◆ What to produce:
Review the material line by line. Identify and copy every line that contains the string "公里以内".

(Recorded data)
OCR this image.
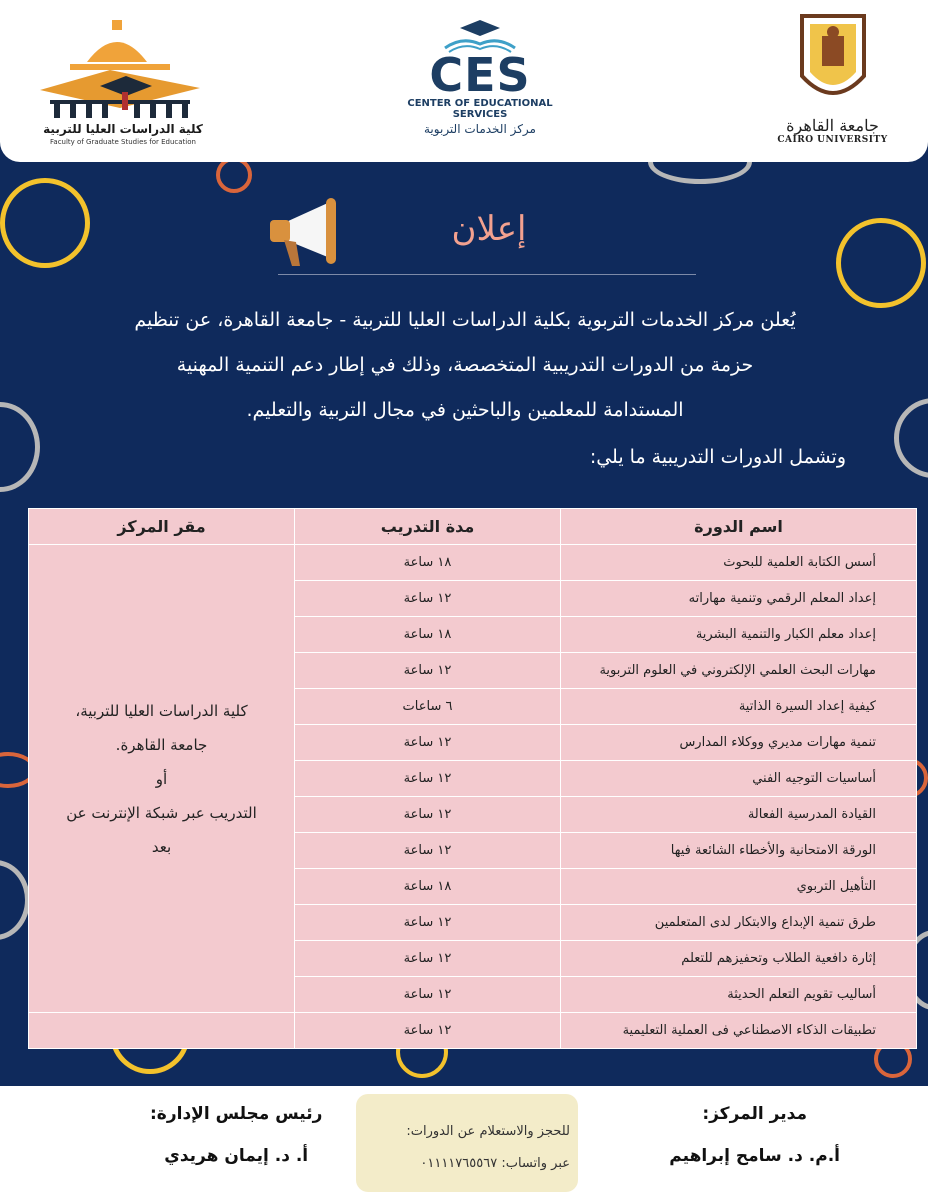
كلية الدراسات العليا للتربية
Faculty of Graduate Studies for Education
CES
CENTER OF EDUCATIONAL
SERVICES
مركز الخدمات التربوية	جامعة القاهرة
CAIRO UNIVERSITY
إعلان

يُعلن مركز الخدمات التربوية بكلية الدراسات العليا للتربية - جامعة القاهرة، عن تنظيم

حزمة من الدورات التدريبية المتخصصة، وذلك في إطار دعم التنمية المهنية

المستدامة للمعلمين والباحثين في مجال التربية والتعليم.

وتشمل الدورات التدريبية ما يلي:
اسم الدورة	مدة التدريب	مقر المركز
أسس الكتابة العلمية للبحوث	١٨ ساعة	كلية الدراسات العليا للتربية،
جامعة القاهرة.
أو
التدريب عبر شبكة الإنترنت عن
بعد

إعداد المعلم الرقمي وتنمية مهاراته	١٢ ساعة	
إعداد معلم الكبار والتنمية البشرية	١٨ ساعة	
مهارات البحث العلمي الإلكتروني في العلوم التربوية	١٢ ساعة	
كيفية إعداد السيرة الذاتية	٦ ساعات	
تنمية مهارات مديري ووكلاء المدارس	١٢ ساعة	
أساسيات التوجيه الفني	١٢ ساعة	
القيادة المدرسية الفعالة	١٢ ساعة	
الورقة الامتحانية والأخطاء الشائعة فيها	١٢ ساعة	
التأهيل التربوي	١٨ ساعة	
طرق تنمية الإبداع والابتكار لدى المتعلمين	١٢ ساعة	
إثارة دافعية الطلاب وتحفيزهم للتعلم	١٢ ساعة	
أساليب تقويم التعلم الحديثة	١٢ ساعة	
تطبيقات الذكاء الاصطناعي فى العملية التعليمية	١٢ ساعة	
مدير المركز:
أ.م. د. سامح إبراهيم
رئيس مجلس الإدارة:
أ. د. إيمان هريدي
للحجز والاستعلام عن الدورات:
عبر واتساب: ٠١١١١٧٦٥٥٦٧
--
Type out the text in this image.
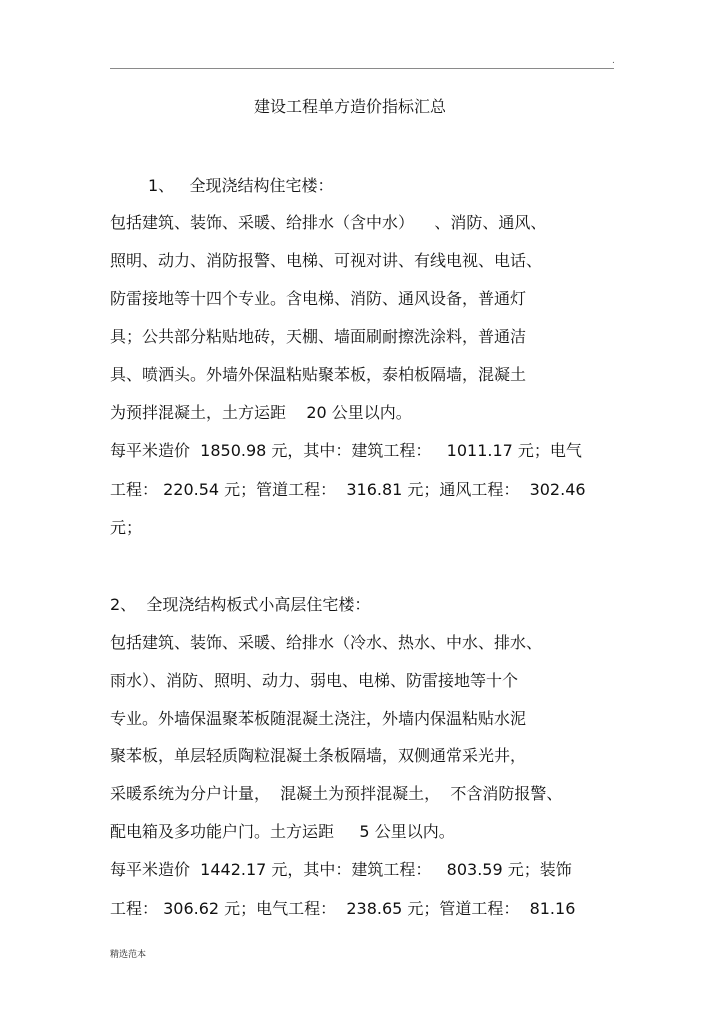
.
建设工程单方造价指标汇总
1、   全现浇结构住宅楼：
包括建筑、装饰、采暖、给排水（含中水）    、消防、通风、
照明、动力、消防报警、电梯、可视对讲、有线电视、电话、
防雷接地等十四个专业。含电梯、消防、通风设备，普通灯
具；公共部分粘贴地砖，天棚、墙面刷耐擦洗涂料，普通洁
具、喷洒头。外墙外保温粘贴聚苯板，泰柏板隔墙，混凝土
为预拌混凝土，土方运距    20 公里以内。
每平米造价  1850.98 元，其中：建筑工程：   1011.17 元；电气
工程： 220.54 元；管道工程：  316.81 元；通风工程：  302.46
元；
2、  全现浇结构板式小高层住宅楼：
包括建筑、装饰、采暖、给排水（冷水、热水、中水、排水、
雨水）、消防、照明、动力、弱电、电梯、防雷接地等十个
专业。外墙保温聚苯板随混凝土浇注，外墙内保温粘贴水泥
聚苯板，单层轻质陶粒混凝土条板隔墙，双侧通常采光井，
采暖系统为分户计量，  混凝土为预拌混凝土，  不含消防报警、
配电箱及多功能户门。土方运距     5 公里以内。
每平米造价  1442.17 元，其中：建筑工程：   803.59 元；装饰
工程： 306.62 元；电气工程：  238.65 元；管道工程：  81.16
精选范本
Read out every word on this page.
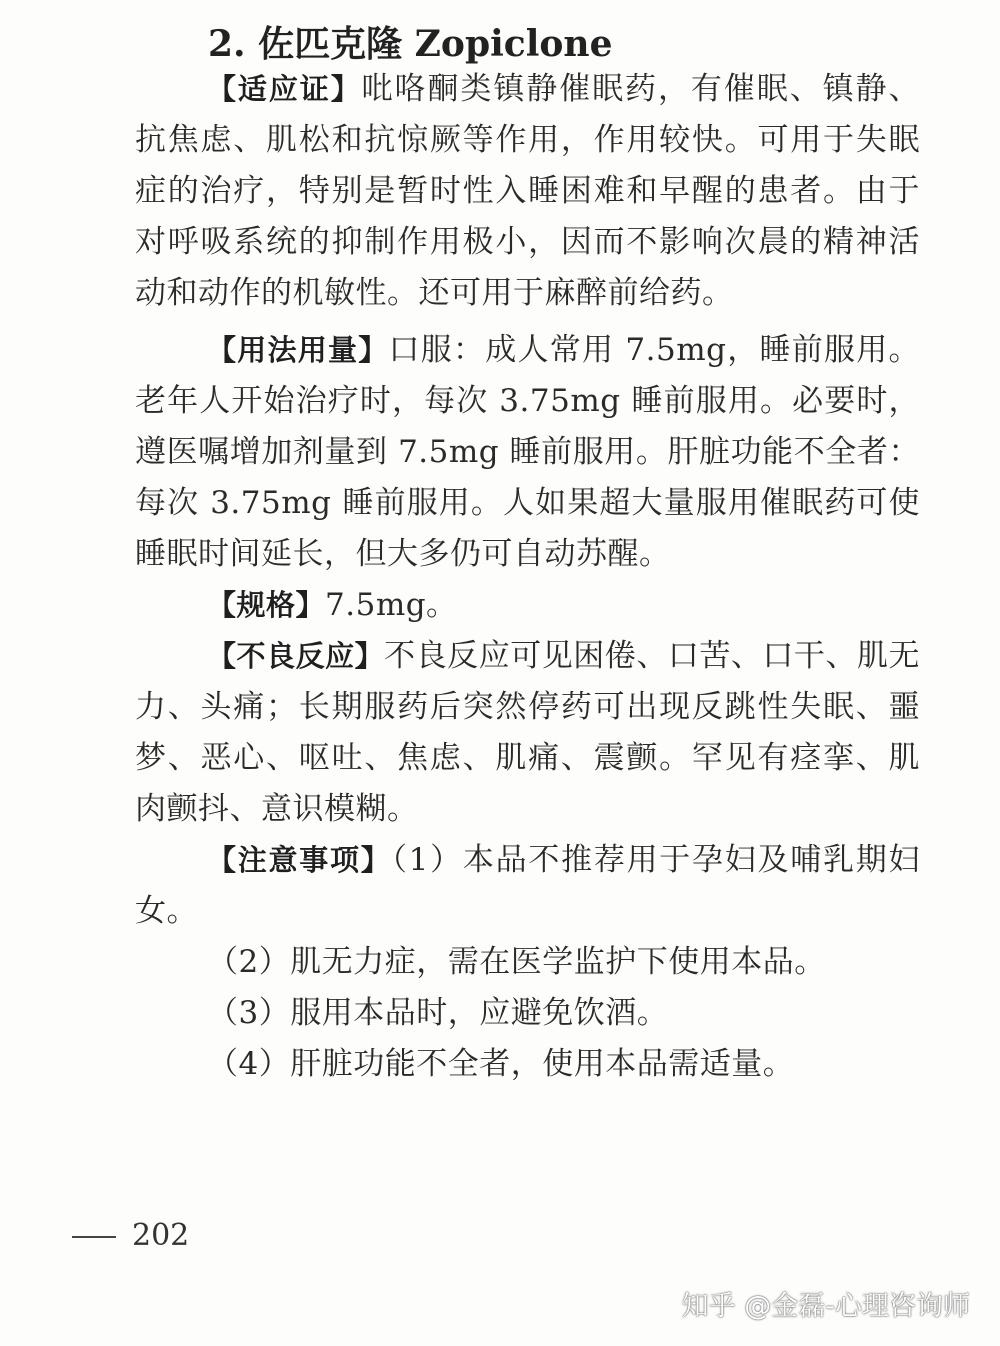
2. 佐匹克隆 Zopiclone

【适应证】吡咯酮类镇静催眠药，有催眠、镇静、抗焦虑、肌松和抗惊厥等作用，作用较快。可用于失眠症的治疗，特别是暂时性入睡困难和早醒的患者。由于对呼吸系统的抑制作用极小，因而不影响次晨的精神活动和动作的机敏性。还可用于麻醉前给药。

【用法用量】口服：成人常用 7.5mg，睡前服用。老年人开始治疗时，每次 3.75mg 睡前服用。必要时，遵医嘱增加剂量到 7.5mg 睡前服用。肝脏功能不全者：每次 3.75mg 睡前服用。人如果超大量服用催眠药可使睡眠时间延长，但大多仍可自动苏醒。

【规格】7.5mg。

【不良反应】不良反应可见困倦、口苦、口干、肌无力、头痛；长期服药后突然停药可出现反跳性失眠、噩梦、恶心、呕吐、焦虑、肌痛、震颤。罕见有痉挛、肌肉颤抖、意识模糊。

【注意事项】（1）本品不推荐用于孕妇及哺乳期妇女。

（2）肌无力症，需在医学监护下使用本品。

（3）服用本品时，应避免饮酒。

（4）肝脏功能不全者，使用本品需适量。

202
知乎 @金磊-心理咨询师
* * *
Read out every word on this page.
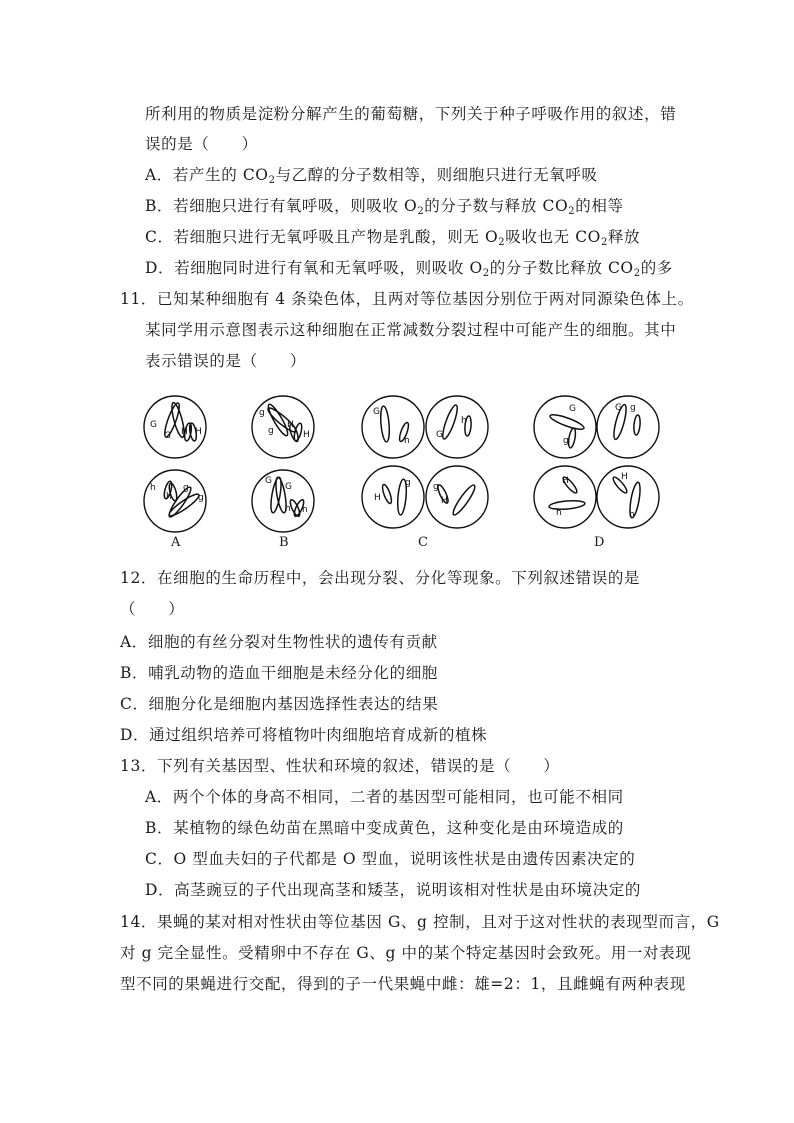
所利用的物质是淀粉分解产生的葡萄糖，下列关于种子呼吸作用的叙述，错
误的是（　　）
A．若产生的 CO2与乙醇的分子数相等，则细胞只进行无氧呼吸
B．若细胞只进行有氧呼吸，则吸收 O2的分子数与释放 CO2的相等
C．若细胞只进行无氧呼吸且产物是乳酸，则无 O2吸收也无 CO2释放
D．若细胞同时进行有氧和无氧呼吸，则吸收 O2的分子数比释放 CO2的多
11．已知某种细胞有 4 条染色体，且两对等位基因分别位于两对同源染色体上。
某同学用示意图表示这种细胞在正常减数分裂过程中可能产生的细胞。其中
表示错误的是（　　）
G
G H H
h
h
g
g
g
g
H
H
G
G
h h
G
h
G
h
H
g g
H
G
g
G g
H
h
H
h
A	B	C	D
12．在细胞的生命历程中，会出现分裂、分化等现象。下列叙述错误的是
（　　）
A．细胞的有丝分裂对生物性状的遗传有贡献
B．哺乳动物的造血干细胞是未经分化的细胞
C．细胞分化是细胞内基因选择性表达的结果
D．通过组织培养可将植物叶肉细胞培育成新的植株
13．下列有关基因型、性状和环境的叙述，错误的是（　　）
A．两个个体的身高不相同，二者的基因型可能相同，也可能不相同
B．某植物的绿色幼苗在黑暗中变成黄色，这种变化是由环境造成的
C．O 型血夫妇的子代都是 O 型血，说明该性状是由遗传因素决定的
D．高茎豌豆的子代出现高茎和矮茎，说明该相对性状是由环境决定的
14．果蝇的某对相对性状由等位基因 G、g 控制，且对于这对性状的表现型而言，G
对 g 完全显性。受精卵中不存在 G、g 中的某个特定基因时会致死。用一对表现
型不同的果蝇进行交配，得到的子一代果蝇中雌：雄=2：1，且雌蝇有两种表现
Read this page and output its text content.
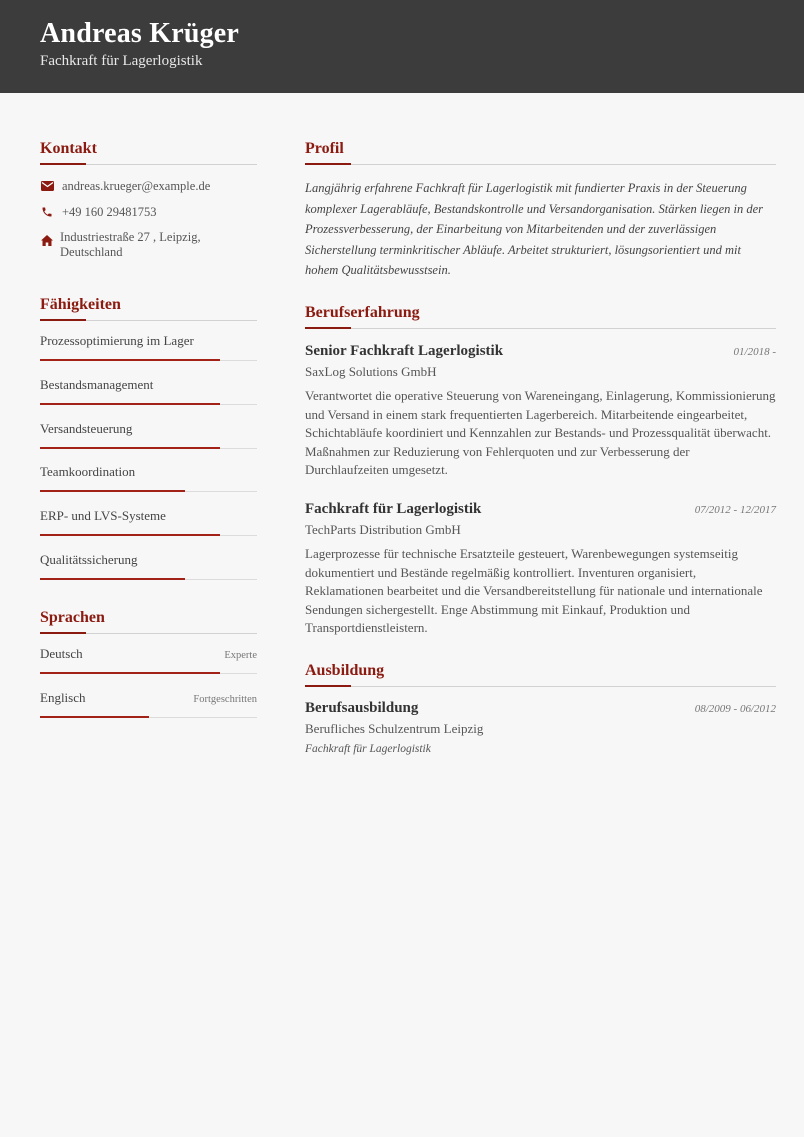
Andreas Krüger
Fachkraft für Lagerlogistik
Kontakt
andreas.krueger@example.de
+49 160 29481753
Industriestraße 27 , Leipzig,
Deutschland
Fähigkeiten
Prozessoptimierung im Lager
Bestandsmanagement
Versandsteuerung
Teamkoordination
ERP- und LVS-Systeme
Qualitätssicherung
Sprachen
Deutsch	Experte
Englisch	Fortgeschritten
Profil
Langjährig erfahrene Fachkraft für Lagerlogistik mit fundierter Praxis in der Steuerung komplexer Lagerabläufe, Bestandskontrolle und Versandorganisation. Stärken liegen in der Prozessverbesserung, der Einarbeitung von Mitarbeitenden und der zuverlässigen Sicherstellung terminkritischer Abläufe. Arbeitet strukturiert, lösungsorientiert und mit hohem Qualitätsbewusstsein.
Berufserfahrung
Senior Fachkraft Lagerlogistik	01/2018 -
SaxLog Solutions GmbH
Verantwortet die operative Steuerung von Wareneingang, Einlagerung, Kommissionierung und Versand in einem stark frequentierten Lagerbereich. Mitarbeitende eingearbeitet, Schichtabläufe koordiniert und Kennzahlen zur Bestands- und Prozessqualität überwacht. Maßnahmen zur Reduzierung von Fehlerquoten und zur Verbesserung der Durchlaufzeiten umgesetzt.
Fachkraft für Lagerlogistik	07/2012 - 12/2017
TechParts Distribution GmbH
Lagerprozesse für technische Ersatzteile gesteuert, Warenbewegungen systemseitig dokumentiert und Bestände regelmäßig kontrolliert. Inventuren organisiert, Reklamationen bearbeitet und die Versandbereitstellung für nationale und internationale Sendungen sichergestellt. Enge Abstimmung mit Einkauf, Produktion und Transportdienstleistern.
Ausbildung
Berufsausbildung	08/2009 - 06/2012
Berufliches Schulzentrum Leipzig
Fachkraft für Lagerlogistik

◆ Exercise solution:
为预拌混凝土，土方运距    20 公里以内。
配电箱及多功能户门。土方运距     5 公里以内。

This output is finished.